====== Supplied material ======

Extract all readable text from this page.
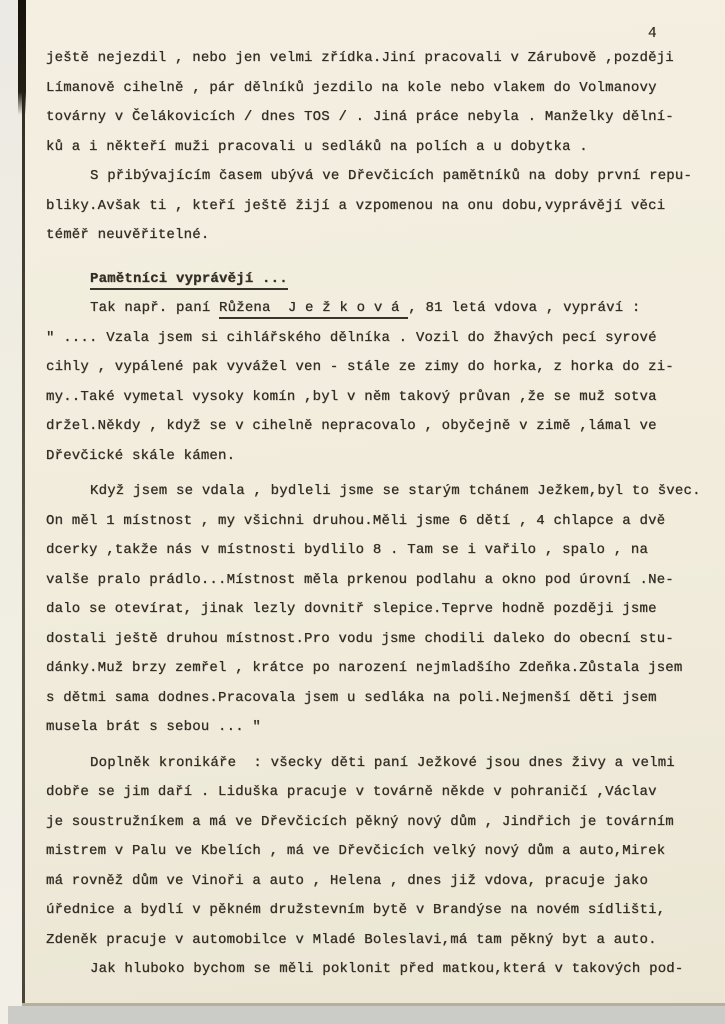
4
ještě nejezdil , nebo jen velmi zřídka.Jiní pracovali v Zárubově ,později
Límanově cihelně , pár dělníků jezdilo na kole nebo vlakem do Volmanovy
továrny v Čelákovicích / dnes TOS / . Jiná práce nebyla . Manželky dělní-
ků a i někteří muži pracovali u sedláků na polích a u dobytka .
S přibývajícím časem ubývá ve Dřevčicích pamětníků na doby první repu-
bliky.Avšak ti , kteří ještě žijí a vzpomenou na onu dobu,vyprávějí věci
téměř neuvěřitelné.
Pamětníci vyprávějí ...
Tak např. paní Růžena  J e ž k o v á , 81 letá vdova , vypráví :
" .... Vzala jsem si cihlářského dělníka . Vozil do žhavých pecí syrové
cihly , vypálené pak vyvážel ven - stále ze zimy do horka, z horka do zi-
my..Také vymetal vysoky komín ,byl v něm takový průvan ,že se muž sotva
držel.Někdy , když se v cihelně nepracovalo , obyčejně v zimě ,lámal ve
Dřevčické skále kámen.
Když jsem se vdala , bydleli jsme se starým tchánem Ježkem,byl to švec.
On měl 1 místnost , my všichni druhou.Měli jsme 6 dětí , 4 chlapce a dvě
dcerky ,takže nás v místnosti bydlilo 8 . Tam se i vařilo , spalo , na
valše pralo prádlo...Místnost měla prkenou podlahu a okno pod úrovní .Ne-
dalo se otevírat, jinak lezly dovnitř slepice.Teprve hodně později jsme
dostali ještě druhou místnost.Pro vodu jsme chodili daleko do obecní stu-
dánky.Muž brzy zemřel , krátce po narození nejmladšího Zdeňka.Zůstala jsem
s dětmi sama dodnes.Pracovala jsem u sedláka na poli.Nejmenší děti jsem
musela brát s sebou ... "
Doplněk kronikáře  : všecky děti paní Ježkové jsou dnes živy a velmi
dobře se jim daří . Liduška pracuje v továrně někde v pohraničí ,Václav
je soustružníkem a má ve Dřevčicích pěkný nový dům , Jindřich je továrním
mistrem v Palu ve Kbelích , má ve Dřevčicích velký nový dům a auto,Mirek
má rovněž dům ve Vinoři a auto , Helena , dnes již vdova, pracuje jako
úřednice a bydlí v pěkném družstevním bytě v Brandýse na novém sídlišti,
Zdeněk pracuje v automobilce v Mladé Boleslavi,má tam pěkný byt a auto.
Jak hluboko bychom se měli poklonit před matkou,která v takových pod-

======

Of the lines in the data, how many contain the word "cihelně"? Provide the number and nothing further.

- Task answer -
2